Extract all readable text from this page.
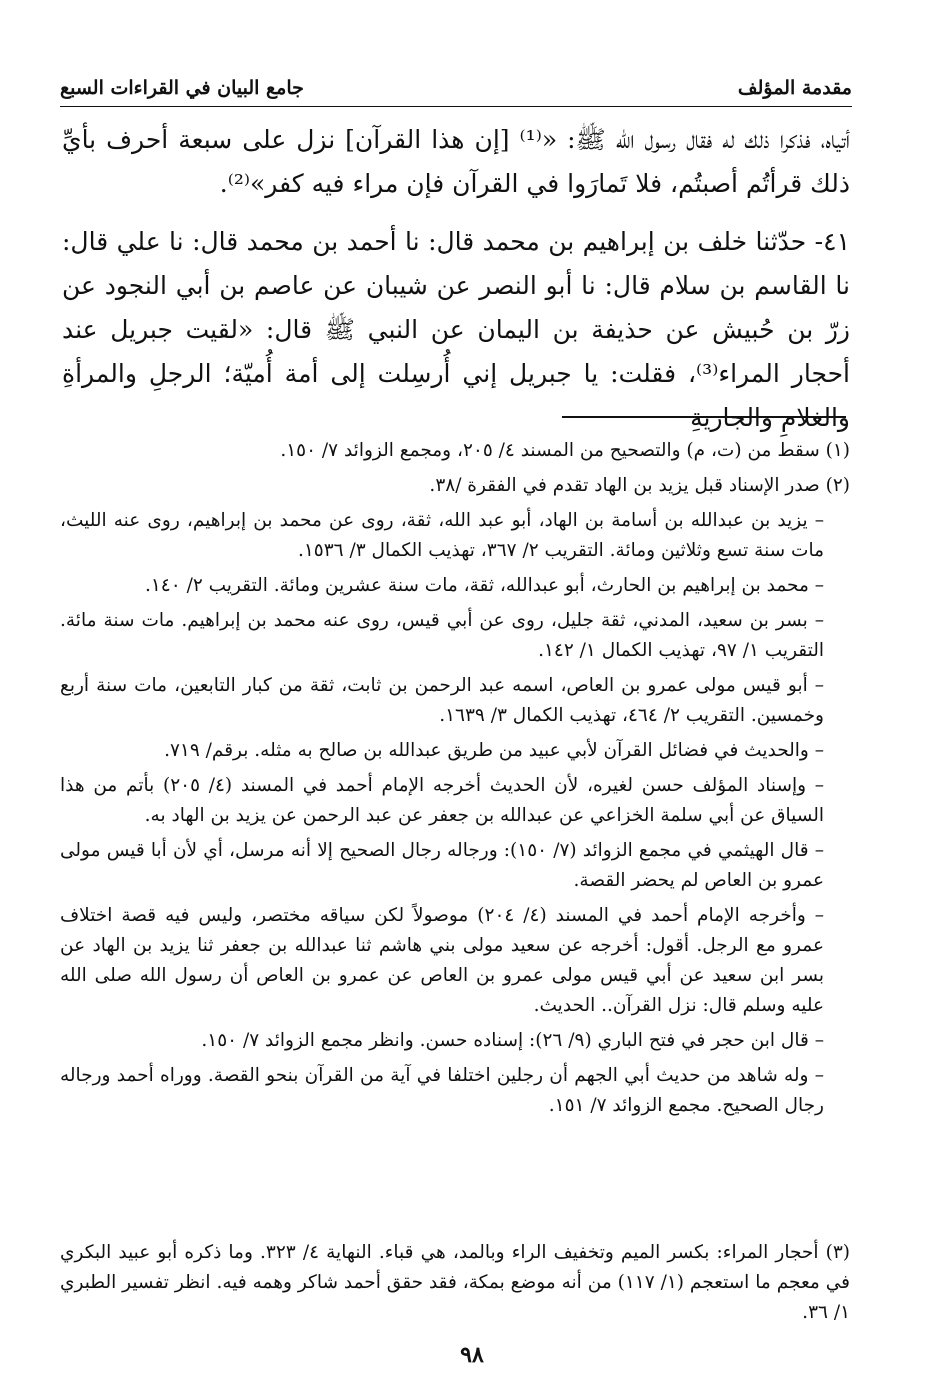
مقدمة المؤلف
جامع البيان في القراءات السبع

أتياه، فذكرا ذلك له فقال رسول الله ﷺ: «⁽¹⁾ [إن هذا القرآن] نزل على سبعة أحرف بأيِّ ذلك قرأتُم أصبتُم، فلا تَمارَوا في القرآن فإن مراء فيه كفر»⁽²⁾.

٤١- حدّثنا خلف بن إبراهيم بن محمد قال: نا أحمد بن محمد قال: نا علي قال: نا القاسم بن سلام قال: نا أبو النصر عن شيبان عن عاصم بن أبي النجود عن زرّ بن حُبيش عن حذيفة بن اليمان عن النبي ﷺ قال: «لقيت جبريل عند أحجار المراء⁽³⁾، فقلت: يا جبريل إني أُرسِلت إلى أمة أُميّة؛ الرجلِ والمرأةِ والغلامِ والجاريةِ

(١) سقط من (ت، م) والتصحيح من المسند ٤/ ٢٠٥، ومجمع الزوائد ٧/ ١٥٠.
(٢) صدر الإسناد قبل يزيد بن الهاد تقدم في الفقرة /٣٨.
– يزيد بن عبدالله بن أسامة بن الهاد، أبو عبد الله، ثقة، روى عن محمد بن إبراهيم، روى عنه الليث، مات سنة تسع وثلاثين ومائة. التقريب ٢/ ٣٦٧، تهذيب الكمال ٣/ ١٥٣٦.
– محمد بن إبراهيم بن الحارث، أبو عبدالله، ثقة، مات سنة عشرين ومائة. التقريب ٢/ ١٤٠.
– بسر بن سعيد، المدني، ثقة جليل، روى عن أبي قيس، روى عنه محمد بن إبراهيم. مات سنة مائة. التقريب ١/ ٩٧، تهذيب الكمال ١/ ١٤٢.
– أبو قيس مولى عمرو بن العاص، اسمه عبد الرحمن بن ثابت، ثقة من كبار التابعين، مات سنة أربع وخمسين. التقريب ٢/ ٤٦٤، تهذيب الكمال ٣/ ١٦٣٩.
– والحديث في فضائل القرآن لأبي عبيد من طريق عبدالله بن صالح به مثله. برقم/ ٧١٩.
– وإسناد المؤلف حسن لغيره، لأن الحديث أخرجه الإمام أحمد في المسند (٤/ ٢٠٥) بأتم من هذا السياق عن أبي سلمة الخزاعي عن عبدالله بن جعفر عن عبد الرحمن عن يزيد بن الهاد به.
– قال الهيثمي في مجمع الزوائد (٧/ ١٥٠): ورجاله رجال الصحيح إلا أنه مرسل، أي لأن أبا قيس مولى عمرو بن العاص لم يحضر القصة.
– وأخرجه الإمام أحمد في المسند (٤/ ٢٠٤) موصولاً لكن سياقه مختصر، وليس فيه قصة اختلاف عمرو مع الرجل. أقول: أخرجه عن سعيد مولى بني هاشم ثنا عبدالله بن جعفر ثنا يزيد بن الهاد عن بسر ابن سعيد عن أبي قيس مولى عمرو بن العاص عن عمرو بن العاص أن رسول الله صلى الله عليه وسلم قال: نزل القرآن.. الحديث.
– قال ابن حجر في فتح الباري (٩/ ٢٦): إسناده حسن. وانظر مجمع الزوائد ٧/ ١٥٠.
– وله شاهد من حديث أبي الجهم أن رجلين اختلفا في آية من القرآن بنحو القصة. ووراه أحمد ورجاله رجال الصحيح. مجمع الزوائد ٧/ ١٥١.
(٣) أحجار المراء: بكسر الميم وتخفيف الراء وبالمد، هي قباء. النهاية ٤/ ٣٢٣. وما ذكره أبو عبيد البكري في معجم ما استعجم (١/ ١١٧) من أنه موضع بمكة، فقد حقق أحمد شاكر وهمه فيه. انظر تفسير الطبري ١/ ٣٦.
٩٨
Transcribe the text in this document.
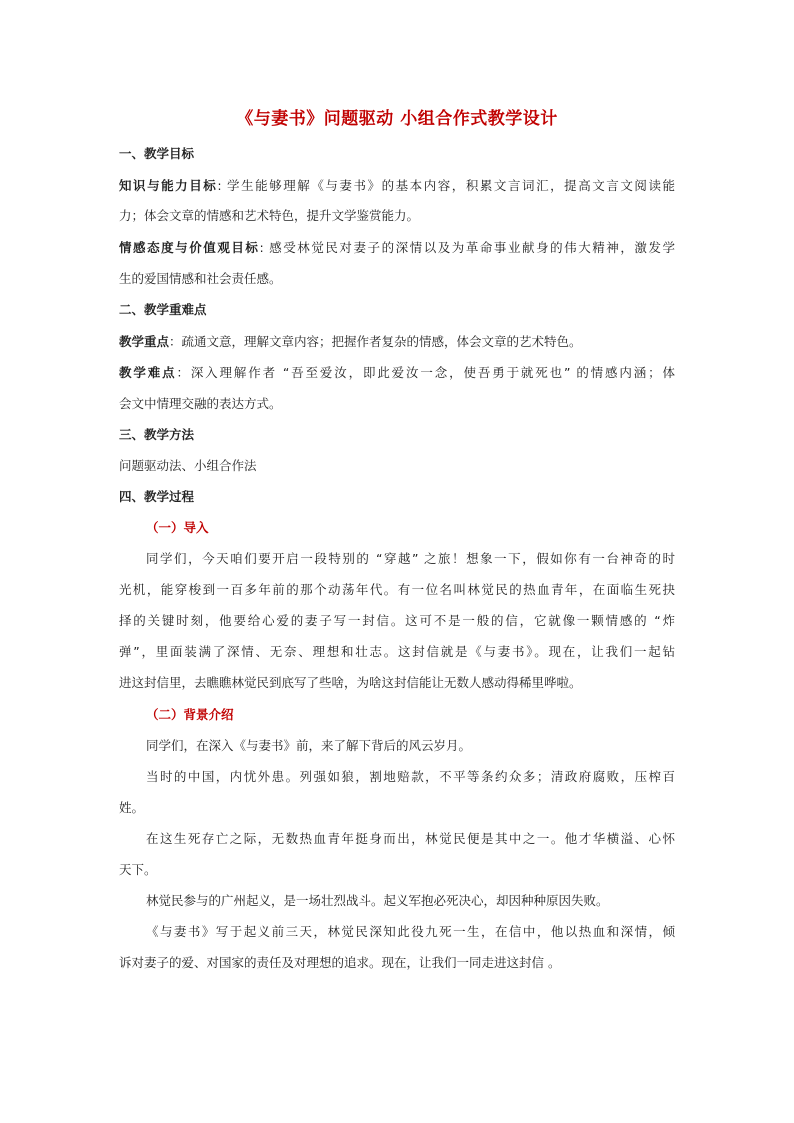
《与妻书》问题驱动 小组合作式教学设计
一、教学目标
知识与能力目标: 学生能够理解《与妻书》的基本内容，积累文言词汇，提高文言文阅读能
力；体会文章的情感和艺术特色，提升文学鉴赏能力。
情感态度与价值观目标: 感受林觉民对妻子的深情以及为革命事业献身的伟大精神，激发学
生的爱国情感和社会责任感。
二、教学重难点
教学重点：疏通文意，理解文章内容；把握作者复杂的情感，体会文章的艺术特色。
教学难点：深入理解作者 “吾至爱汝，即此爱汝一念，使吾勇于就死也” 的情感内涵；体
会文中情理交融的表达方式。
三、教学方法
问题驱动法、小组合作法
四、教学过程
（一）导入
同学们，今天咱们要开启一段特别的 “穿越” 之旅！想象一下，假如你有一台神奇的时
光机，能穿梭到一百多年前的那个动荡年代。有一位名叫林觉民的热血青年，在面临生死抉
择的关键时刻，他要给心爱的妻子写一封信。这可不是一般的信，它就像一颗情感的 “炸
弹”，里面装满了深情、无奈、理想和壮志。这封信就是《与妻书》。现在，让我们一起钻
进这封信里，去瞧瞧林觉民到底写了些啥，为啥这封信能让无数人感动得稀里哗啦。
（二）背景介绍
同学们，在深入《与妻书》前，来了解下背后的风云岁月。
当时的中国，内忧外患。列强如狼，割地赔款，不平等条约众多；清政府腐败，压榨百
姓。
在这生死存亡之际，无数热血青年挺身而出，林觉民便是其中之一。他才华横溢、心怀
天下。
林觉民参与的广州起义，是一场壮烈战斗。起义军抱必死决心，却因种种原因失败。
《与妻书》写于起义前三天，林觉民深知此役九死一生，在信中，他以热血和深情，倾
诉对妻子的爱、对国家的责任及对理想的追求。现在，让我们一同走进这封信 。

*-*-*

> _WORK REQUIRED_
Each line from the one that contains "Transcribe the text in this document." through the end of the records should be restated exactly; include both end lines and leave any pictures out.

> _REPLY_
Transcribe the text in this document.
《与妻书》问题驱动 小组合作式教学设计
一、教学目标
知识与能力目标: 学生能够理解《与妻书》的基本内容，积累文言词汇，提高文言文阅读能
力；体会文章的情感和艺术特色，提升文学鉴赏能力。
情感态度与价值观目标: 感受林觉民对妻子的深情以及为革命事业献身的伟大精神，激发学
生的爱国情感和社会责任感。
二、教学重难点
教学重点：疏通文意，理解文章内容；把握作者复杂的情感，体会文章的艺术特色。
教学难点：深入理解作者 “吾至爱汝，即此爱汝一念，使吾勇于就死也” 的情感内涵；体
会文中情理交融的表达方式。
三、教学方法
问题驱动法、小组合作法
四、教学过程
（一）导入
同学们，今天咱们要开启一段特别的 “穿越” 之旅！想象一下，假如你有一台神奇的时
光机，能穿梭到一百多年前的那个动荡年代。有一位名叫林觉民的热血青年，在面临生死抉
择的关键时刻，他要给心爱的妻子写一封信。这可不是一般的信，它就像一颗情感的 “炸
弹”，里面装满了深情、无奈、理想和壮志。这封信就是《与妻书》。现在，让我们一起钻
进这封信里，去瞧瞧林觉民到底写了些啥，为啥这封信能让无数人感动得稀里哗啦。
（二）背景介绍
同学们，在深入《与妻书》前，来了解下背后的风云岁月。
当时的中国，内忧外患。列强如狼，割地赔款，不平等条约众多；清政府腐败，压榨百
姓。
在这生死存亡之际，无数热血青年挺身而出，林觉民便是其中之一。他才华横溢、心怀
天下。
林觉民参与的广州起义，是一场壮烈战斗。起义军抱必死决心，却因种种原因失败。
《与妻书》写于起义前三天，林觉民深知此役九死一生，在信中，他以热血和深情，倾
诉对妻子的爱、对国家的责任及对理想的追求。现在，让我们一同走进这封信 。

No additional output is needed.